=== What you have to do ===
Gather up every line from the entries below that uses the word "arrow".

=== Supplied material ===
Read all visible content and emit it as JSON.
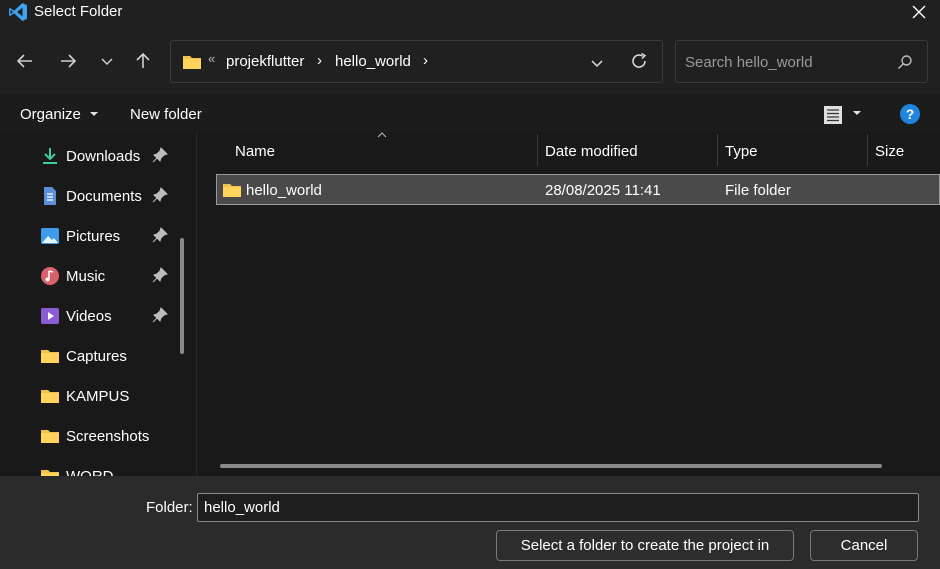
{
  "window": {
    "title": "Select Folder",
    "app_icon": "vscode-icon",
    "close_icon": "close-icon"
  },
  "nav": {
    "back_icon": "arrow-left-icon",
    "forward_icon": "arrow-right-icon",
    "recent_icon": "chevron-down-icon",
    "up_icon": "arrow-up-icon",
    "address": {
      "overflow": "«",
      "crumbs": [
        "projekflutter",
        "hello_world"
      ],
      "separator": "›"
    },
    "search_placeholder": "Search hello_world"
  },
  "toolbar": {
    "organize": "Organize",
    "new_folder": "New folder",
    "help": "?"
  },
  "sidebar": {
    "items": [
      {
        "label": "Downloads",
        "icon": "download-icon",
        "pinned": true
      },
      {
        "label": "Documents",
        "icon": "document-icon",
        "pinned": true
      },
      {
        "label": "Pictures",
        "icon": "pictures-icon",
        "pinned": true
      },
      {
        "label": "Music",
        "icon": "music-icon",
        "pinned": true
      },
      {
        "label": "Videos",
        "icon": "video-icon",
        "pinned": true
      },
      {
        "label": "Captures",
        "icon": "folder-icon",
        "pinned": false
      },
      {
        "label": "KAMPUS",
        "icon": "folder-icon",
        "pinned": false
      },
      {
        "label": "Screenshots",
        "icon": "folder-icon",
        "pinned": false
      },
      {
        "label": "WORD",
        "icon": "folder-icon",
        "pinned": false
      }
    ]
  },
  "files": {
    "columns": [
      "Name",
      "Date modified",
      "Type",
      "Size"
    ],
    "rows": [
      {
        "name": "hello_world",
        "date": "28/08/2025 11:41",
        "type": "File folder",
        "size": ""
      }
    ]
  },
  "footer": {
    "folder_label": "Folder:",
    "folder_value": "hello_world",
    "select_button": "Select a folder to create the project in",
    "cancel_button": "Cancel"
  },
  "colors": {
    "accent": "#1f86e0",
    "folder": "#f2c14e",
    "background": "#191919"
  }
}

--

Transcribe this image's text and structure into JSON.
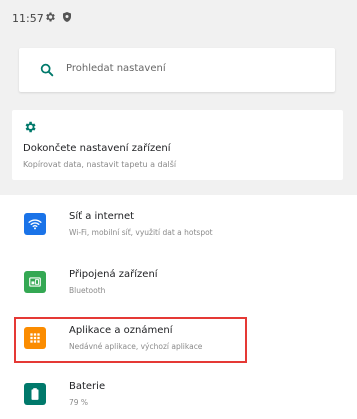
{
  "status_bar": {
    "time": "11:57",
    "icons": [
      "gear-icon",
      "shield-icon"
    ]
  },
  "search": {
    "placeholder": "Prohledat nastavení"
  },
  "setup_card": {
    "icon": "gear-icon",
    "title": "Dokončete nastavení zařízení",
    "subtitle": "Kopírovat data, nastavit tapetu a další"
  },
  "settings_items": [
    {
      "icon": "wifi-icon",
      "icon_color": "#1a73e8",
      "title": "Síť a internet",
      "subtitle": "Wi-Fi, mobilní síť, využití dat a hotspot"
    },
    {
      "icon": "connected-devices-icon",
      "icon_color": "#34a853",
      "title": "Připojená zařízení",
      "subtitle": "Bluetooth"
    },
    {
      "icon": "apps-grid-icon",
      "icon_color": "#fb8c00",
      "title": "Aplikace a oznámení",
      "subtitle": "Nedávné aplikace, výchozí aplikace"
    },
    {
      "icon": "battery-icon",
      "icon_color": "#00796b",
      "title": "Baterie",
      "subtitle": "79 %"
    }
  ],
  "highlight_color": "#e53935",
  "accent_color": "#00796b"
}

=== Task result ===
    "back_icon": "arrow-left-icon",
    "forward_icon": "arrow-right-icon",
    "up_icon": "arrow-up-icon",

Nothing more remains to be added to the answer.